GOAL: Take the line containing "Extract all readable text from this page." and every line after it to the end of the records, and copy them exactly, excluding pictures.
**** PROVIDED ENTRIES ****
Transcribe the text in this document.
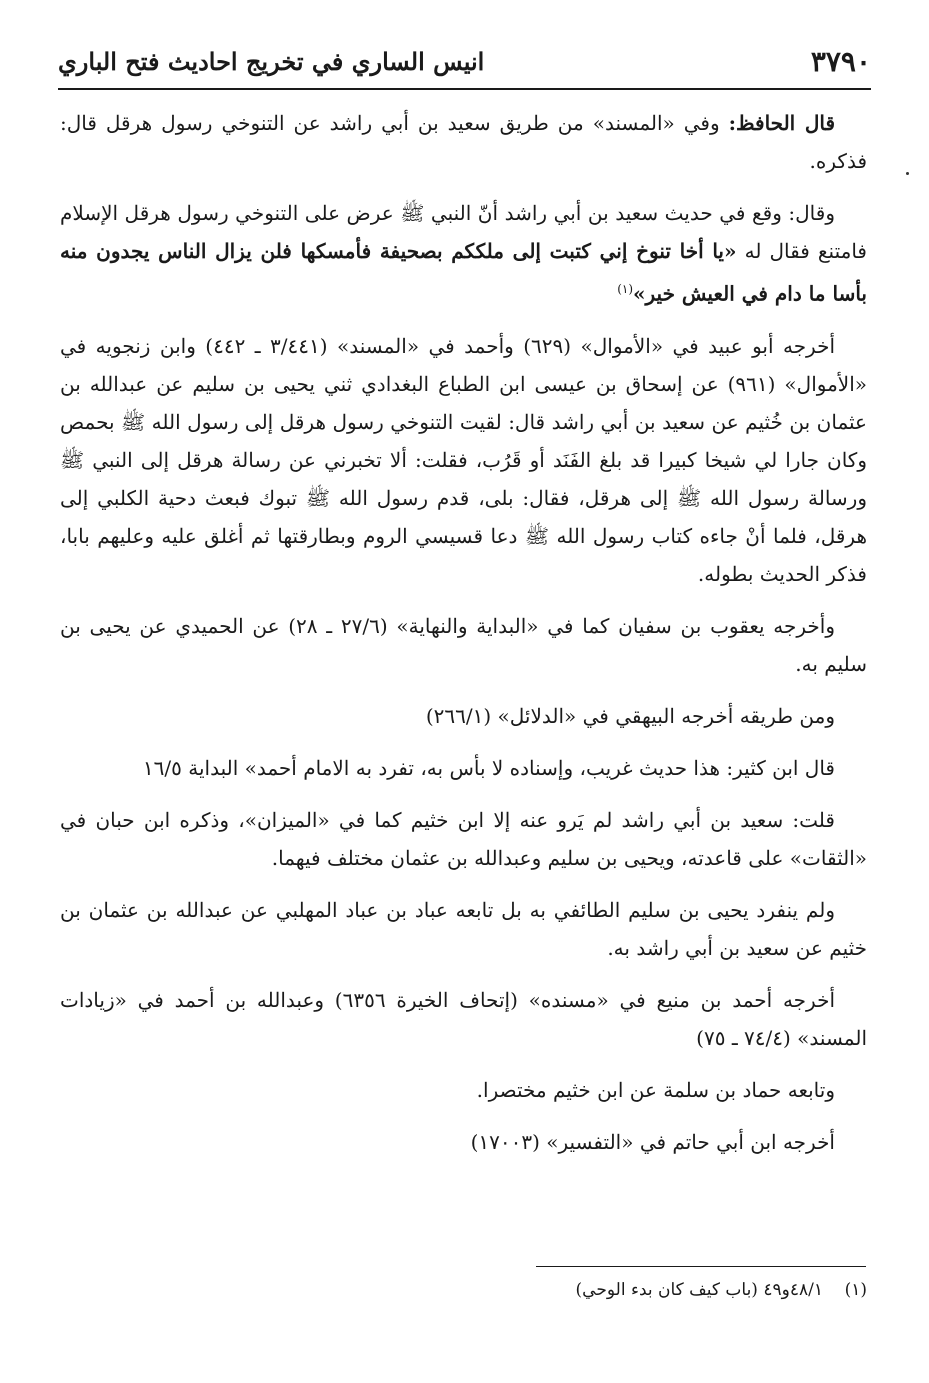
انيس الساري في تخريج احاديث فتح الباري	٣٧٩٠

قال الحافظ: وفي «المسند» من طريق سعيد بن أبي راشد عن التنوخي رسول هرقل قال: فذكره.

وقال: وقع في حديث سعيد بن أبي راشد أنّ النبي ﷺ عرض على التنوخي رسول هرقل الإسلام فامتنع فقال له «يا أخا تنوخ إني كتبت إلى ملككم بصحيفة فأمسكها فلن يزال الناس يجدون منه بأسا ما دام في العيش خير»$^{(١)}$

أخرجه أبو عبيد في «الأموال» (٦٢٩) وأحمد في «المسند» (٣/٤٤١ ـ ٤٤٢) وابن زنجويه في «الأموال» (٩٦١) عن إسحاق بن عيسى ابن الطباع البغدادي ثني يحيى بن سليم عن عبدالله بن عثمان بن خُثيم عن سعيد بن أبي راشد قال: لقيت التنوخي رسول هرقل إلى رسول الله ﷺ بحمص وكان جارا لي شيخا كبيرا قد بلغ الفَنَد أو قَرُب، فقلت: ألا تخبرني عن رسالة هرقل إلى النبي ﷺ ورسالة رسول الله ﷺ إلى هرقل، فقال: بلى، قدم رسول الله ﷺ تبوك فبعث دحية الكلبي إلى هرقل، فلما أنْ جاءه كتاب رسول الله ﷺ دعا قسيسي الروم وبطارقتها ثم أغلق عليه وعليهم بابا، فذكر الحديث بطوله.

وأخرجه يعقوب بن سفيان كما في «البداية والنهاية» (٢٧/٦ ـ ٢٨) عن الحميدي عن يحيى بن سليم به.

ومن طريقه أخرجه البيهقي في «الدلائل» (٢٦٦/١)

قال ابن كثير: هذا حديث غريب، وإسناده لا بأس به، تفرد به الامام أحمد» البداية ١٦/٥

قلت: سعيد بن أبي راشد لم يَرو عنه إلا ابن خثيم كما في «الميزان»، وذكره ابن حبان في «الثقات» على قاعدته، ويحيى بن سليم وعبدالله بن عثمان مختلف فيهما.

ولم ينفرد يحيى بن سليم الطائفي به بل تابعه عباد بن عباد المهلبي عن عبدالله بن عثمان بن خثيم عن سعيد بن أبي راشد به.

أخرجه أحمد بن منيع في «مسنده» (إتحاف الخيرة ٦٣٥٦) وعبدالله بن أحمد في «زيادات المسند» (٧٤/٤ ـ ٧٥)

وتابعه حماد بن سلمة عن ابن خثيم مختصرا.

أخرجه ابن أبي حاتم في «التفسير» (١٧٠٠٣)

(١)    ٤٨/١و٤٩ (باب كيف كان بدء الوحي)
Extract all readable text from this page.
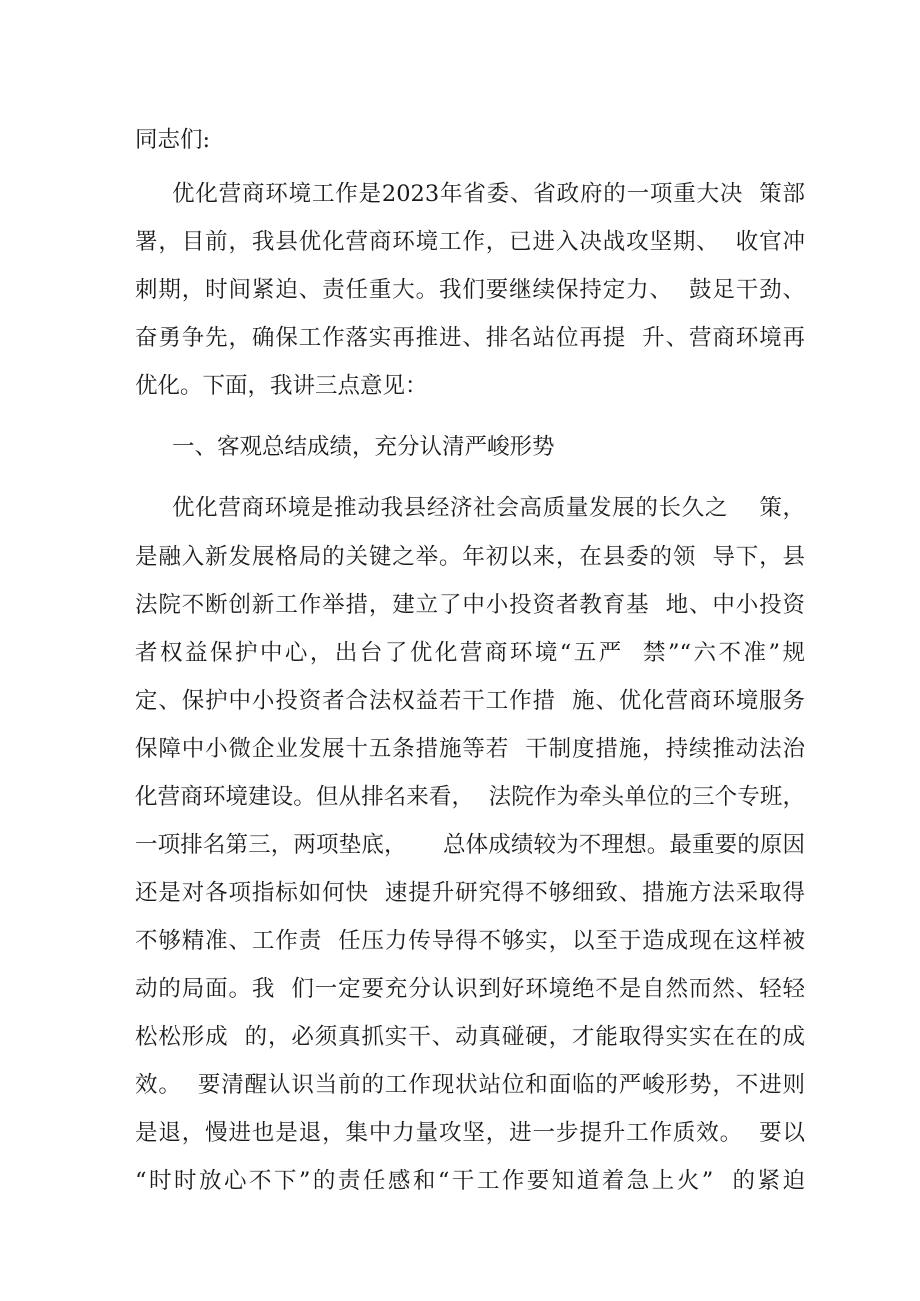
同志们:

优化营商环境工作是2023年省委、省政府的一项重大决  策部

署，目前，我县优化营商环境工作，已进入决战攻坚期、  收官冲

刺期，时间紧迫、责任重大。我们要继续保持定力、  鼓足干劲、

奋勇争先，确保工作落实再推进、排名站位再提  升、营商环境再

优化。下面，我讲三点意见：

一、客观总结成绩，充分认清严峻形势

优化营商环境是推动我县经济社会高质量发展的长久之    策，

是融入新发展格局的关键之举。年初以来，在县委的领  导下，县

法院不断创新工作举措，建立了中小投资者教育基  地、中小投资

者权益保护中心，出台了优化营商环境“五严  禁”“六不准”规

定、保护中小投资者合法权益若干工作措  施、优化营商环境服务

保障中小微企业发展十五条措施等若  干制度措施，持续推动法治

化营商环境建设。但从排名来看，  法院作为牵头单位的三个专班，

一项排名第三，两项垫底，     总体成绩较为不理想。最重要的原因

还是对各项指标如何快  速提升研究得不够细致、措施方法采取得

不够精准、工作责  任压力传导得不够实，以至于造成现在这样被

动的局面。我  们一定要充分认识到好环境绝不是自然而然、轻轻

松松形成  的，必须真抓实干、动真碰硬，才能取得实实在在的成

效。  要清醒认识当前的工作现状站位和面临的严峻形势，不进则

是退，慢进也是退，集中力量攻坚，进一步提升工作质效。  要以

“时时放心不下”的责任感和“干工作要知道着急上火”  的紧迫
****
RESULT OF THIS TASK:
Extract all readable text from this page.
同志们:

优化营商环境工作是2023年省委、省政府的一项重大决  策部

署，目前，我县优化营商环境工作，已进入决战攻坚期、  收官冲

刺期，时间紧迫、责任重大。我们要继续保持定力、  鼓足干劲、

奋勇争先，确保工作落实再推进、排名站位再提  升、营商环境再

优化。下面，我讲三点意见：

一、客观总结成绩，充分认清严峻形势

优化营商环境是推动我县经济社会高质量发展的长久之    策，

是融入新发展格局的关键之举。年初以来，在县委的领  导下，县

法院不断创新工作举措，建立了中小投资者教育基  地、中小投资

者权益保护中心，出台了优化营商环境“五严  禁”“六不准”规

定、保护中小投资者合法权益若干工作措  施、优化营商环境服务

保障中小微企业发展十五条措施等若  干制度措施，持续推动法治

化营商环境建设。但从排名来看，  法院作为牵头单位的三个专班，

一项排名第三，两项垫底，     总体成绩较为不理想。最重要的原因

还是对各项指标如何快  速提升研究得不够细致、措施方法采取得

不够精准、工作责  任压力传导得不够实，以至于造成现在这样被

动的局面。我  们一定要充分认识到好环境绝不是自然而然、轻轻

松松形成  的，必须真抓实干、动真碰硬，才能取得实实在在的成

效。  要清醒认识当前的工作现状站位和面临的严峻形势，不进则

是退，慢进也是退，集中力量攻坚，进一步提升工作质效。  要以

“时时放心不下”的责任感和“干工作要知道着急上火”  的紧迫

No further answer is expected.